Figure record listings

▽

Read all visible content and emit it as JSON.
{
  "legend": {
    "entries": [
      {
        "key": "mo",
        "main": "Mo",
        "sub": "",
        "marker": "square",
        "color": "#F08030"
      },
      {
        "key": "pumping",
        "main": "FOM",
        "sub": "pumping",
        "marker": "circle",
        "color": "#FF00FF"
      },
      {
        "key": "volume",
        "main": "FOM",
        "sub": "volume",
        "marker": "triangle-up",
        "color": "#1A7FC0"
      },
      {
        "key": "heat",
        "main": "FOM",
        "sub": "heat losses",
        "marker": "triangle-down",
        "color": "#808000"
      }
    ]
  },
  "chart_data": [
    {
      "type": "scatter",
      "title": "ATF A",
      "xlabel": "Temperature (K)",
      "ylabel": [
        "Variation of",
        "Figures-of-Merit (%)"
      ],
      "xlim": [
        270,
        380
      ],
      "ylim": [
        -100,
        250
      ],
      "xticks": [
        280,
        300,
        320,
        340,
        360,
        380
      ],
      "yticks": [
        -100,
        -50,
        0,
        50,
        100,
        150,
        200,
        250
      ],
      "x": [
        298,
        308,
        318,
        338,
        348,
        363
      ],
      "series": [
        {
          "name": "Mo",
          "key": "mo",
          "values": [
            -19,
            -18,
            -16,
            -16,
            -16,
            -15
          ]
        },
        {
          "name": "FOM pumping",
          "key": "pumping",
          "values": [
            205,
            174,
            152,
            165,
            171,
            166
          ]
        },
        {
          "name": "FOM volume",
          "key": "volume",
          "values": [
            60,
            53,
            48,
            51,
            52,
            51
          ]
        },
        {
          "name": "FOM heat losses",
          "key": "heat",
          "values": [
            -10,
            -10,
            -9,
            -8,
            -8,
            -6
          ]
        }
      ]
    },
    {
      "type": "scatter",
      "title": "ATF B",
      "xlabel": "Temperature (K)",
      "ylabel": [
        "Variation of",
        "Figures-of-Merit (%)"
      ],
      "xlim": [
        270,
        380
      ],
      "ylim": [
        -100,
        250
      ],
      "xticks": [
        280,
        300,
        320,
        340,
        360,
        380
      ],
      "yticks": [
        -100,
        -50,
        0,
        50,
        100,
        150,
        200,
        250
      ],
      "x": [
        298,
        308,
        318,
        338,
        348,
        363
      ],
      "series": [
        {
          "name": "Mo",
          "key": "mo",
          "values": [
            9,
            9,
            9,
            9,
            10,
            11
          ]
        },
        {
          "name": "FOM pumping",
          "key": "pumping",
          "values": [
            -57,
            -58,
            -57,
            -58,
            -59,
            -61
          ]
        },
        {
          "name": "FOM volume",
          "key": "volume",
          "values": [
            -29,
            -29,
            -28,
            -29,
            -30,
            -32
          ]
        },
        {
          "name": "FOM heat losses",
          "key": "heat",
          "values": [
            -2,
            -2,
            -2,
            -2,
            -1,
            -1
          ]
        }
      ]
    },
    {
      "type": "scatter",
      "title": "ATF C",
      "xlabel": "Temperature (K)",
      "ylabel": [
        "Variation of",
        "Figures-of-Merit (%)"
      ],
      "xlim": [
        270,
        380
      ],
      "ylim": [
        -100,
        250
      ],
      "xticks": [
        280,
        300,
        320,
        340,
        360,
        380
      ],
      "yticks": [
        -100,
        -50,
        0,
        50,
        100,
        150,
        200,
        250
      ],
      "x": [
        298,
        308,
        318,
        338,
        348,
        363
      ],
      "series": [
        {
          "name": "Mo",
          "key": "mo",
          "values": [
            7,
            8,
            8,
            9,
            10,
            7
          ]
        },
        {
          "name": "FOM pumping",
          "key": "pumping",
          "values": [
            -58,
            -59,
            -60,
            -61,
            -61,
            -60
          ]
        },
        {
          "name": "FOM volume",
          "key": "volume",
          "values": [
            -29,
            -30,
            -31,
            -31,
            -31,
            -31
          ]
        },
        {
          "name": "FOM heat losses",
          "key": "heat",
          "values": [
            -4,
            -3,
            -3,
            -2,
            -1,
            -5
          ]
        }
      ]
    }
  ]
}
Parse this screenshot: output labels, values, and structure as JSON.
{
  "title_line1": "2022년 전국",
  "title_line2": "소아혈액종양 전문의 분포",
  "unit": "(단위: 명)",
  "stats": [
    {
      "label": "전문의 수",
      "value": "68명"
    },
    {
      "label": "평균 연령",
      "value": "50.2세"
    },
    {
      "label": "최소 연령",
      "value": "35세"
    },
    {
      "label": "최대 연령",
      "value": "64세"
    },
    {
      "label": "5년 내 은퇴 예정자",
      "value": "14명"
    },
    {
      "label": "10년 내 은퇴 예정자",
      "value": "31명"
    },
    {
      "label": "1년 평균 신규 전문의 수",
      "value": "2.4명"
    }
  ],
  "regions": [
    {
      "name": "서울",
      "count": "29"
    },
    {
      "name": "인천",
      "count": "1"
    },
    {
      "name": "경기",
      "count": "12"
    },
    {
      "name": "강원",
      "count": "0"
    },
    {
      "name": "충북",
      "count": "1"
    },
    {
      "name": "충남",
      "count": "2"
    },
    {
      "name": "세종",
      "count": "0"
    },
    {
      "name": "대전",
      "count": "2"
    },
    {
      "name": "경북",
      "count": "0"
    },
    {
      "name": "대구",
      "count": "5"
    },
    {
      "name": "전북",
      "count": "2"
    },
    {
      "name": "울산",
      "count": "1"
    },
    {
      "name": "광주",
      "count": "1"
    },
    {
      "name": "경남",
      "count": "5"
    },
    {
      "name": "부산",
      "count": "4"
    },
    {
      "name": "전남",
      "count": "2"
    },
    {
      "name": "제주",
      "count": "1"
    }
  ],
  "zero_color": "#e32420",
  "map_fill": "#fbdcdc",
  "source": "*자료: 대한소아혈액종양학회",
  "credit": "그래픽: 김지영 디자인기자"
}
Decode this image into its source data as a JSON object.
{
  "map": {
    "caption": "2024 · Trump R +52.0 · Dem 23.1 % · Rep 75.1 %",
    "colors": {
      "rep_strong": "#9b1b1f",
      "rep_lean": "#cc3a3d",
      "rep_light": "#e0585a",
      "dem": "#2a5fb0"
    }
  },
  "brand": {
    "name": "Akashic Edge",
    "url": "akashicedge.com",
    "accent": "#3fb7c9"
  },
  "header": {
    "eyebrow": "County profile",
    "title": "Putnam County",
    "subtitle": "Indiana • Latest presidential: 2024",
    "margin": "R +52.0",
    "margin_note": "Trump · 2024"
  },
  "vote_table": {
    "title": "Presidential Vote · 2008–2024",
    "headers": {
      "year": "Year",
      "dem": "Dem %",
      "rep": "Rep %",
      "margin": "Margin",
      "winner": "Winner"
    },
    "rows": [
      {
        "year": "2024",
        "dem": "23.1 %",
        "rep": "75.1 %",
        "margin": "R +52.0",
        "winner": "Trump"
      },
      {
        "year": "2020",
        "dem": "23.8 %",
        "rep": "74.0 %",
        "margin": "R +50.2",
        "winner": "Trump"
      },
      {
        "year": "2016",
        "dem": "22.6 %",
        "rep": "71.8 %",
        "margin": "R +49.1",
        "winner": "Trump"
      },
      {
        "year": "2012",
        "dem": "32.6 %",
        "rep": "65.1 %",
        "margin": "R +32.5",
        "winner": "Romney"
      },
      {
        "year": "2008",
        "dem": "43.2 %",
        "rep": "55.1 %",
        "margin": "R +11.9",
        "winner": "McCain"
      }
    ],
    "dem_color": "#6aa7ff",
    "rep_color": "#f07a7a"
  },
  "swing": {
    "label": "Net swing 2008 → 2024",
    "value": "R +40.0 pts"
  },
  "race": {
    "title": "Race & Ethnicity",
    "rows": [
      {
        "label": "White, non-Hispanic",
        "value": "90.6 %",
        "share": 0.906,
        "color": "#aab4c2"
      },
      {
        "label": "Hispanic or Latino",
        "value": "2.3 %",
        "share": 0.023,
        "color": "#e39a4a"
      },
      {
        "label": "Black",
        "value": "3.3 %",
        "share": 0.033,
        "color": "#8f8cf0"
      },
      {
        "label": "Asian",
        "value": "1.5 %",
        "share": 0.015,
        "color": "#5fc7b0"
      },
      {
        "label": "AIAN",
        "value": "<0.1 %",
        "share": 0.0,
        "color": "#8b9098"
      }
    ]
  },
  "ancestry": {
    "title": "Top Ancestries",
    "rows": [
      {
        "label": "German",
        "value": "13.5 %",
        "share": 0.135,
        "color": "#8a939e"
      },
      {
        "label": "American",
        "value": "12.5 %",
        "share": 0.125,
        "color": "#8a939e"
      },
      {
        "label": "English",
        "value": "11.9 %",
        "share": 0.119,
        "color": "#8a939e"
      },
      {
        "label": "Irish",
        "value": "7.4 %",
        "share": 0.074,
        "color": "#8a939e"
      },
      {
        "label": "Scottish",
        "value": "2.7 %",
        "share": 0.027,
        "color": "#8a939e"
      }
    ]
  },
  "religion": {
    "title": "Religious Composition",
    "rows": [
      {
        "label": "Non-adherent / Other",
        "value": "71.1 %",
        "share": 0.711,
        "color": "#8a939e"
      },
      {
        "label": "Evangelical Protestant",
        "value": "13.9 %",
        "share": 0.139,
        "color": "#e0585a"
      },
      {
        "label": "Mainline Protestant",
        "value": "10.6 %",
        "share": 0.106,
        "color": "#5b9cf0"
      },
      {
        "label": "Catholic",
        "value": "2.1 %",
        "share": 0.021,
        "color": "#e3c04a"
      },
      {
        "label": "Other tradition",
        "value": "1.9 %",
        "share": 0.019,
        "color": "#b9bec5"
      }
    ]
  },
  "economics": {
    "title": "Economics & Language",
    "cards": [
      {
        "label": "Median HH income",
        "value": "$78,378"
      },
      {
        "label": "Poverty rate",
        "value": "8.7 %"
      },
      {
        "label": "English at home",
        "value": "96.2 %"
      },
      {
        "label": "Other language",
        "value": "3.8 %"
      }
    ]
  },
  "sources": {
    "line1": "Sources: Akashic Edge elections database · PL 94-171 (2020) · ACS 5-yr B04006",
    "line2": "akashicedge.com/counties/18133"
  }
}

△

Aim of the task
Copy each line of the records containing the string "this".

Answer to the task
Parse this screenshot: output labels, values, and structure as JSON.
Decode this image into its source data as a JSON object.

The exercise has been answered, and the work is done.